● **EXERCISE PROMPT**: Check every line of the entries that follow, and copy the ones containing "text".

● **ITEMS**:

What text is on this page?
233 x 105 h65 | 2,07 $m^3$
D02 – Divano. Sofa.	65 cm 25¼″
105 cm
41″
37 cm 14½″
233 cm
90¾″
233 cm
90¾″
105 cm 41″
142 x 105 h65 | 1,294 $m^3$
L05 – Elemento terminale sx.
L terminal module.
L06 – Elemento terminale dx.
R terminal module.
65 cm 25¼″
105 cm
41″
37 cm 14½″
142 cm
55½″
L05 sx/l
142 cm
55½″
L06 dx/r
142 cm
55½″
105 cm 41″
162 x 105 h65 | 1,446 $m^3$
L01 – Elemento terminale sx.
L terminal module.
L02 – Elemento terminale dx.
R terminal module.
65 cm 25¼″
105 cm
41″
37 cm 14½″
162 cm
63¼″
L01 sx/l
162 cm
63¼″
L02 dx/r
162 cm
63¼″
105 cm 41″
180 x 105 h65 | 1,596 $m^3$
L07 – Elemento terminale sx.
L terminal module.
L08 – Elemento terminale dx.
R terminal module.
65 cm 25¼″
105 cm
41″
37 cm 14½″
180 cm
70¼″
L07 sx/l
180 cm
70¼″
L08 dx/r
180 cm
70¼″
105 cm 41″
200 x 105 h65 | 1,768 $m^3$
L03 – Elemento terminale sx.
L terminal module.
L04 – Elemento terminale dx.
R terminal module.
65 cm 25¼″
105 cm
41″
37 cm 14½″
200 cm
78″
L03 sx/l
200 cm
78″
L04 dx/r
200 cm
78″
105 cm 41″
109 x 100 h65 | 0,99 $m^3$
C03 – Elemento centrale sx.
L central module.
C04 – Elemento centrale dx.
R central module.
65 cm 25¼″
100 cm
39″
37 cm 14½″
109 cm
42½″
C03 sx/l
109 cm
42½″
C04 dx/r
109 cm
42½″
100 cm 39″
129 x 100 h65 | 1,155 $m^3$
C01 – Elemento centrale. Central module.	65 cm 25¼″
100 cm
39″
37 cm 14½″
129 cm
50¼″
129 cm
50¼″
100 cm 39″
* * *
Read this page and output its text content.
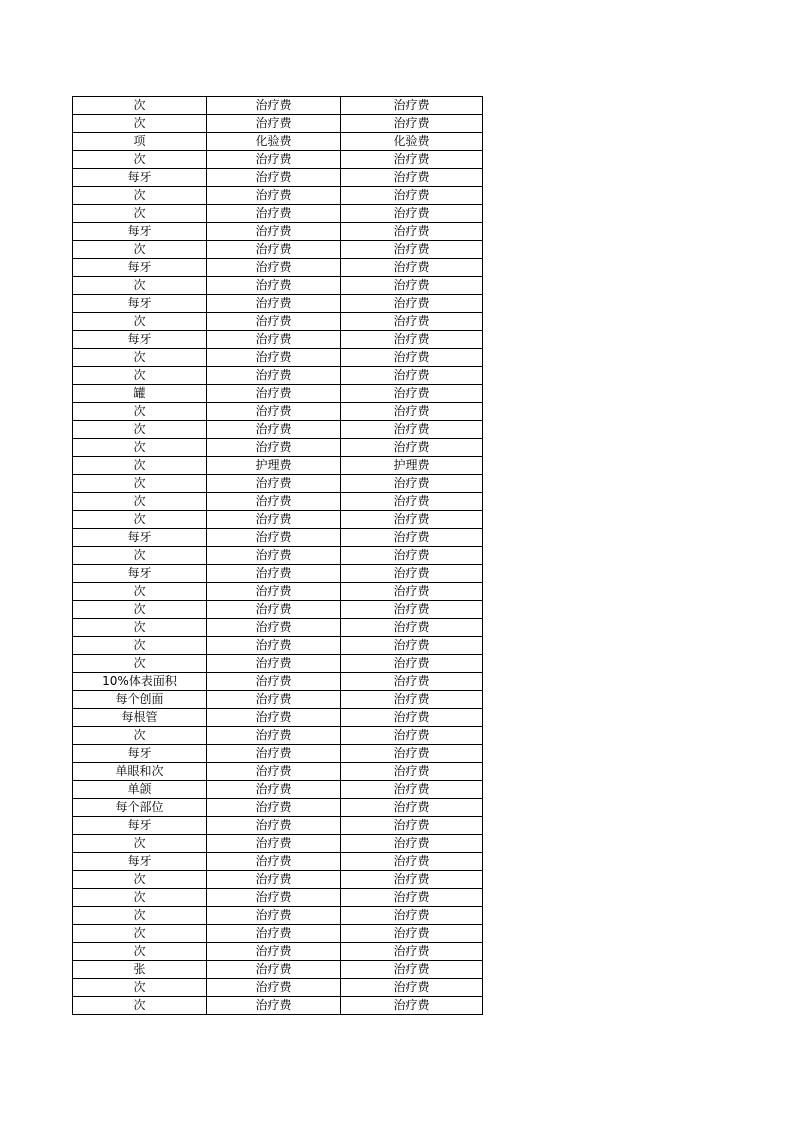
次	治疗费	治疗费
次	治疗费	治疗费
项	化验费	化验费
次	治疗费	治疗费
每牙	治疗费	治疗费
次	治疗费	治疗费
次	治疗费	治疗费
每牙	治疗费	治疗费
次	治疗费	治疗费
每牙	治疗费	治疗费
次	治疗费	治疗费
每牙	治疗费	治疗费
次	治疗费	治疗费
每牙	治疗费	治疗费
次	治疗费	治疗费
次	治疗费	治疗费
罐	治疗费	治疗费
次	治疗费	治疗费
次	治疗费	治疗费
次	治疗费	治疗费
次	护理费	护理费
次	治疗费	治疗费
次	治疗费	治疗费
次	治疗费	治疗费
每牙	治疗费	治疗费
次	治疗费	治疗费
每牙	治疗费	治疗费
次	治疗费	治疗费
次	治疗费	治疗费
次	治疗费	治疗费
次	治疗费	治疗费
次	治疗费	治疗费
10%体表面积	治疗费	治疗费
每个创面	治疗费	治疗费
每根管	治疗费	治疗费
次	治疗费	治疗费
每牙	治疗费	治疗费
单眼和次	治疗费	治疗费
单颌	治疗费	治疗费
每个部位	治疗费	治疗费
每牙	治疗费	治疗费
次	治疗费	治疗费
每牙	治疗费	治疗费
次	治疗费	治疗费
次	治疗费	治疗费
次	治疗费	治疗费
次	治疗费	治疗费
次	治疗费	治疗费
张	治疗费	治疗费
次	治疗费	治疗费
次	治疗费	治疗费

● **WRITTEN RESPONSE**:
What text is on this page?
Read this page and output its text content.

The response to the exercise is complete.